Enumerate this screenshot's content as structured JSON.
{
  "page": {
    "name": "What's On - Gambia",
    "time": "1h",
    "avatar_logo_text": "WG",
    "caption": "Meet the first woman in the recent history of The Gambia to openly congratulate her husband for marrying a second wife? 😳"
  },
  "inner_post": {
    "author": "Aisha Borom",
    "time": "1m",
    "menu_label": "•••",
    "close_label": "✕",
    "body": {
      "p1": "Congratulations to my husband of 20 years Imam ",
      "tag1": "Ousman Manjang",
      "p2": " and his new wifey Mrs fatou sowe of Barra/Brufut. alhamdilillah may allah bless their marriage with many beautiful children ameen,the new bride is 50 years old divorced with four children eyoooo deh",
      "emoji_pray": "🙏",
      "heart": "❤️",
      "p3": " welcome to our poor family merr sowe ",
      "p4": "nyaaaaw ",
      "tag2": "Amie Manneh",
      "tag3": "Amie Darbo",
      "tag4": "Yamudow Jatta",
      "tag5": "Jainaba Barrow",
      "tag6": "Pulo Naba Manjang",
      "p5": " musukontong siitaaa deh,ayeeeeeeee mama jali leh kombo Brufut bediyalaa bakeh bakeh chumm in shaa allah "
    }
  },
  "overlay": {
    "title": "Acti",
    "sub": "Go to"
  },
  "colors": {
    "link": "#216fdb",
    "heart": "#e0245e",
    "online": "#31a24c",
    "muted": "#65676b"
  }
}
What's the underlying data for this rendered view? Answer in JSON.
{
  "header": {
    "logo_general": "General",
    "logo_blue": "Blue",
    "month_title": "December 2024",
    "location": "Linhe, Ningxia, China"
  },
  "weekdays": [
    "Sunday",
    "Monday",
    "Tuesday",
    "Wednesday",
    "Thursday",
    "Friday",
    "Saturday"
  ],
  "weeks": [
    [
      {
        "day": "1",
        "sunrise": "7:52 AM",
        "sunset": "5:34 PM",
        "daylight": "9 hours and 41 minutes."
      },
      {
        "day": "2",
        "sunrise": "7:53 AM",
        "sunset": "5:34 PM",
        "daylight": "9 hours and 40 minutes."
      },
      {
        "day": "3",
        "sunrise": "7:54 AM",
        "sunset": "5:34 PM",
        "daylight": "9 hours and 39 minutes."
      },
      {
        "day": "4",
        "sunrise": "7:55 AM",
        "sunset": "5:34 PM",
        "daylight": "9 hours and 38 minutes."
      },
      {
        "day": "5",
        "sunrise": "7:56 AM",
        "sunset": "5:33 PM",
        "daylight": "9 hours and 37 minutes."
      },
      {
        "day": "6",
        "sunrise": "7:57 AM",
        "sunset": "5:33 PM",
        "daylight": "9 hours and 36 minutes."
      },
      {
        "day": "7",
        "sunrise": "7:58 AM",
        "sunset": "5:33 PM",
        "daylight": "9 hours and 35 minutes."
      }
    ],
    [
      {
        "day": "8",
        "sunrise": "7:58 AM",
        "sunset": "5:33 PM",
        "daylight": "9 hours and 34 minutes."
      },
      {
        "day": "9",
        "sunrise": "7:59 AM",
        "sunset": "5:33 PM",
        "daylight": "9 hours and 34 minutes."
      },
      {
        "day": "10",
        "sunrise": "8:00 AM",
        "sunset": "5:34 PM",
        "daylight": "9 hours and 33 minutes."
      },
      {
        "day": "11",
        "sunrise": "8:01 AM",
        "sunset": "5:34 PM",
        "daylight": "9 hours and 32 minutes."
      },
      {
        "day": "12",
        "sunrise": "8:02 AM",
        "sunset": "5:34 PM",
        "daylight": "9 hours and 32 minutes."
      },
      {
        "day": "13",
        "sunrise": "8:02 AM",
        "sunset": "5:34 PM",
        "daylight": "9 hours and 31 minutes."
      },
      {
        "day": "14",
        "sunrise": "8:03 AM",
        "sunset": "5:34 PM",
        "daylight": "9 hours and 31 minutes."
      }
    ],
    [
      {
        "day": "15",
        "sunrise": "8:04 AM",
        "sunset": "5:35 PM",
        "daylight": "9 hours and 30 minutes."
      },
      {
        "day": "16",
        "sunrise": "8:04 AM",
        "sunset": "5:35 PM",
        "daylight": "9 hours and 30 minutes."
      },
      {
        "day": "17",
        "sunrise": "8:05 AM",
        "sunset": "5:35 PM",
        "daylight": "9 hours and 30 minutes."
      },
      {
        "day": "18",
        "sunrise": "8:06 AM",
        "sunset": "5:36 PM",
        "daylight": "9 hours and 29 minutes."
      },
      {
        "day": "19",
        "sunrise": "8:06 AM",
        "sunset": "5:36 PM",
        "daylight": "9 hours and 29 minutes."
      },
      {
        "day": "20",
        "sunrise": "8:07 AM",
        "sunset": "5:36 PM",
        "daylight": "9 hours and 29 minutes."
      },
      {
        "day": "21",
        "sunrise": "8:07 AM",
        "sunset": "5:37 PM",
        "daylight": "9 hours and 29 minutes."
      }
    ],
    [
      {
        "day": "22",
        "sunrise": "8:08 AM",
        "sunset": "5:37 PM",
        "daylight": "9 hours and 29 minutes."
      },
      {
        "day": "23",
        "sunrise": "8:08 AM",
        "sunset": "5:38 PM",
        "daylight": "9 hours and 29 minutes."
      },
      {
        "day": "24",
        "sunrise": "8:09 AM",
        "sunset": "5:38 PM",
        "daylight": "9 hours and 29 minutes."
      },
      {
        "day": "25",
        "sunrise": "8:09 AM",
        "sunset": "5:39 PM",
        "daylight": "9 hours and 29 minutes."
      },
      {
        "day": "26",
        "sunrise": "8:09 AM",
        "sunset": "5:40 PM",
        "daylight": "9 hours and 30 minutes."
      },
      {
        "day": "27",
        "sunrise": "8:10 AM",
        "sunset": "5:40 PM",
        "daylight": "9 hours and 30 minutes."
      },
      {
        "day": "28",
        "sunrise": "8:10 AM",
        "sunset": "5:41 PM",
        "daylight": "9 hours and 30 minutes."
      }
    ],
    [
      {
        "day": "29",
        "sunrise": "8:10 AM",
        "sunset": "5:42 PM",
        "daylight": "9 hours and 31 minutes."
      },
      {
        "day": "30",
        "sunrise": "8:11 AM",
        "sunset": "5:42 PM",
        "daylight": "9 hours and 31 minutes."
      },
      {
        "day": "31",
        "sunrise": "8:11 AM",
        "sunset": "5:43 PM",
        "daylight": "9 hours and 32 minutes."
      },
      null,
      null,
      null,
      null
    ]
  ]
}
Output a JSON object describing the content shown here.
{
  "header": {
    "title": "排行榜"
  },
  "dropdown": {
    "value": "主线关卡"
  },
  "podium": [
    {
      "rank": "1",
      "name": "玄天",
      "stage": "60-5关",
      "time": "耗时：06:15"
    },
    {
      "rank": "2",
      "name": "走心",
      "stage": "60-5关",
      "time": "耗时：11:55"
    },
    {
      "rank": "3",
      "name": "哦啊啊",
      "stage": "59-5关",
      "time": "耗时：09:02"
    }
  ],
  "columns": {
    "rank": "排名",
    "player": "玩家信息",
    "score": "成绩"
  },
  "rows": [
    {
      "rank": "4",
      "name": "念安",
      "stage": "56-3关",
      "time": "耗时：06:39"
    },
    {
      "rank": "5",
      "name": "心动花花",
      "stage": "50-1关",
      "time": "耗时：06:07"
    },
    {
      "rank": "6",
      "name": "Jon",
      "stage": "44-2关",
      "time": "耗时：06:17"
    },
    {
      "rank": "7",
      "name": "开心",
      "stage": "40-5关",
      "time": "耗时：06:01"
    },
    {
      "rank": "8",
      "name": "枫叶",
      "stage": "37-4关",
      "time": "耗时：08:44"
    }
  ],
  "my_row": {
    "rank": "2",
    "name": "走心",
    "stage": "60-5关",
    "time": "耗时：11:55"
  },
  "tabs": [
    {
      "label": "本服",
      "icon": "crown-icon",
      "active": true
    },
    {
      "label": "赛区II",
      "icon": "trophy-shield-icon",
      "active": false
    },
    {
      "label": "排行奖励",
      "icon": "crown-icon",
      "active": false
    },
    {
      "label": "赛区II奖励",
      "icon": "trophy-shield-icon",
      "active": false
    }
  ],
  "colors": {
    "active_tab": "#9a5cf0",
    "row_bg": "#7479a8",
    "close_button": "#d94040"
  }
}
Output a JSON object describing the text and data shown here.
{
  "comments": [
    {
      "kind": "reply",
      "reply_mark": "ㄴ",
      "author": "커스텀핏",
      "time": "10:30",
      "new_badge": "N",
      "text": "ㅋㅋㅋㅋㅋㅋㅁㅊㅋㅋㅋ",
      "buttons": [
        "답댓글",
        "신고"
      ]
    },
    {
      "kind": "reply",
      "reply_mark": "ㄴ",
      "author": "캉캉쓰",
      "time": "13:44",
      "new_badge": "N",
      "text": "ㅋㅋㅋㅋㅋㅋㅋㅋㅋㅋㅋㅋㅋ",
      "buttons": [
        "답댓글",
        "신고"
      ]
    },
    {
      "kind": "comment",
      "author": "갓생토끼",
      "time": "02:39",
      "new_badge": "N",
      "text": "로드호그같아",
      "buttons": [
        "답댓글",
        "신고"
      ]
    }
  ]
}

== YOUR OBJECTIVE ==
Give every line of the material that includes the string "author".

== REPLY ==
    "author": "Aisha Borom",
      "author": "커스텀핏",
      "author": "캉캉쓰",
      "author": "갓생토끼",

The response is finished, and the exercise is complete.